■ **Task objective**
Return all lines below containing the word "производства".

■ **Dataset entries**
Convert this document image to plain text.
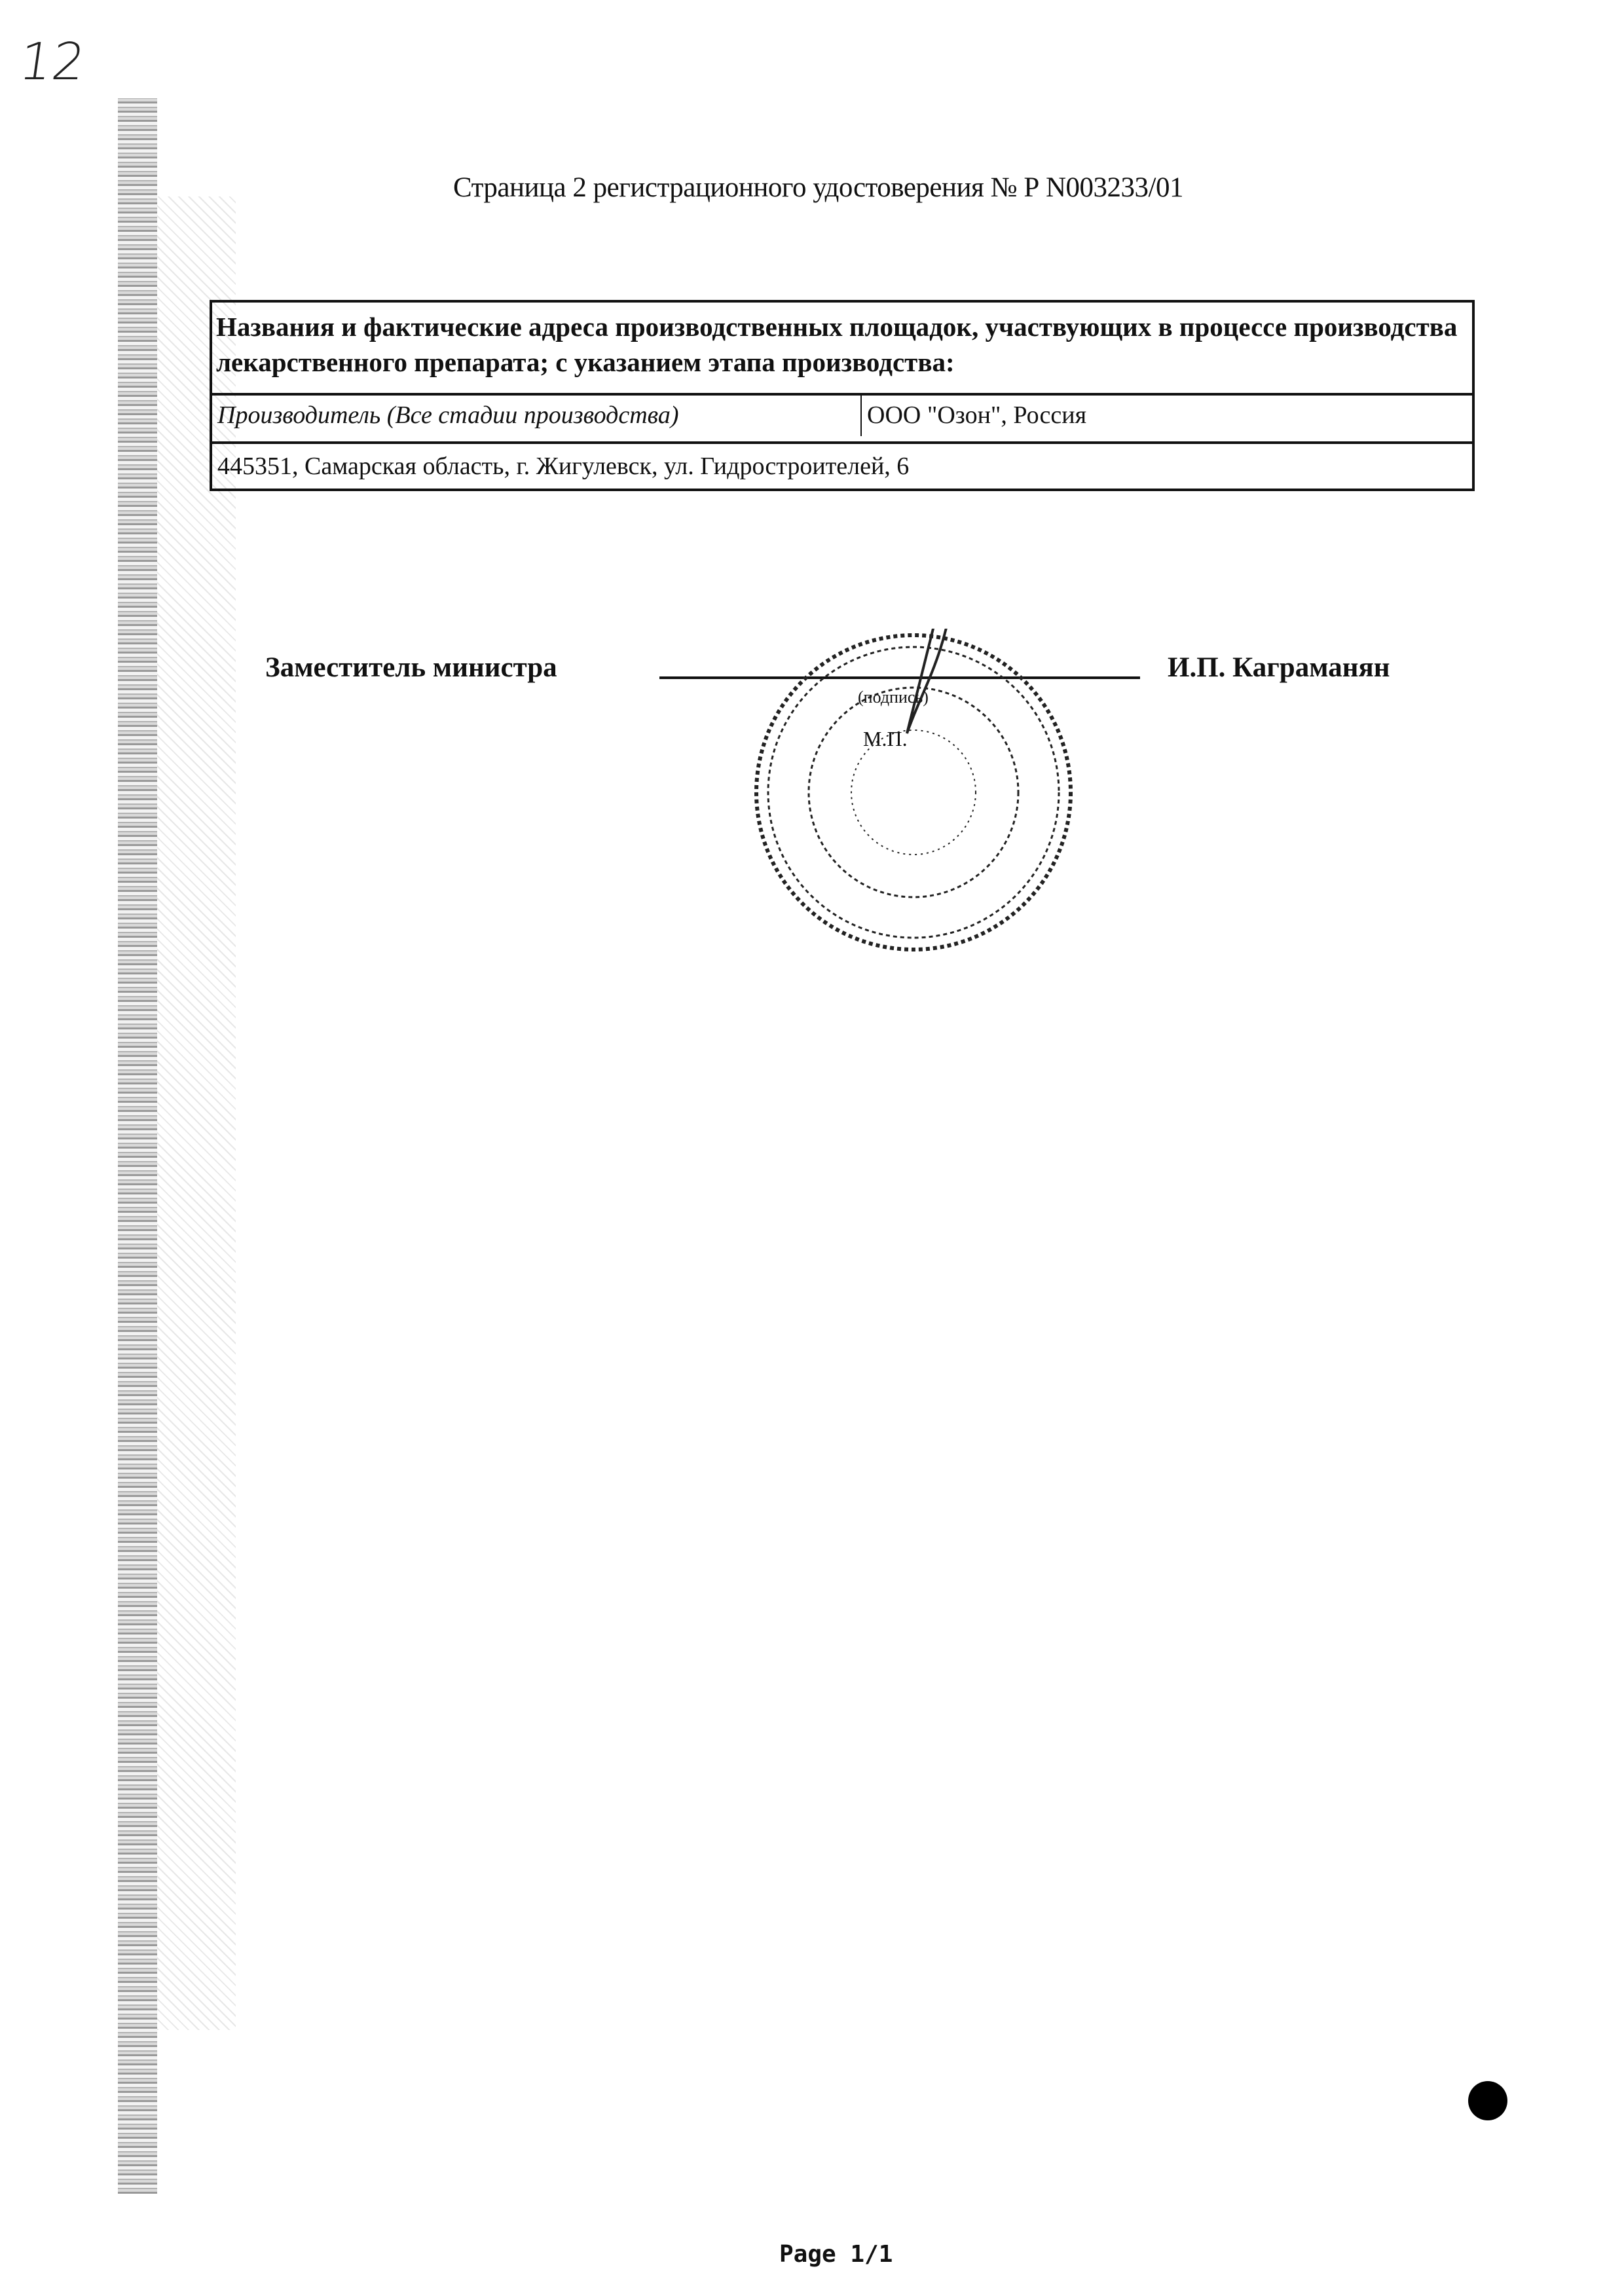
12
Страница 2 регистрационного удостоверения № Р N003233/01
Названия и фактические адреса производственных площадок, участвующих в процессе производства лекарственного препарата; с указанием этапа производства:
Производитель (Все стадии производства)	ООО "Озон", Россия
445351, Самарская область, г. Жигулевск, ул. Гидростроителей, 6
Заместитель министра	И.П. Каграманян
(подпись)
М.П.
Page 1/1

■ **In response**
Названия и фактические адреса производственных площадок, участвующих в процессе производства лекарственного препарата; с указанием этапа производства:
Производитель (Все стадии производства)	ООО "Озон", Россия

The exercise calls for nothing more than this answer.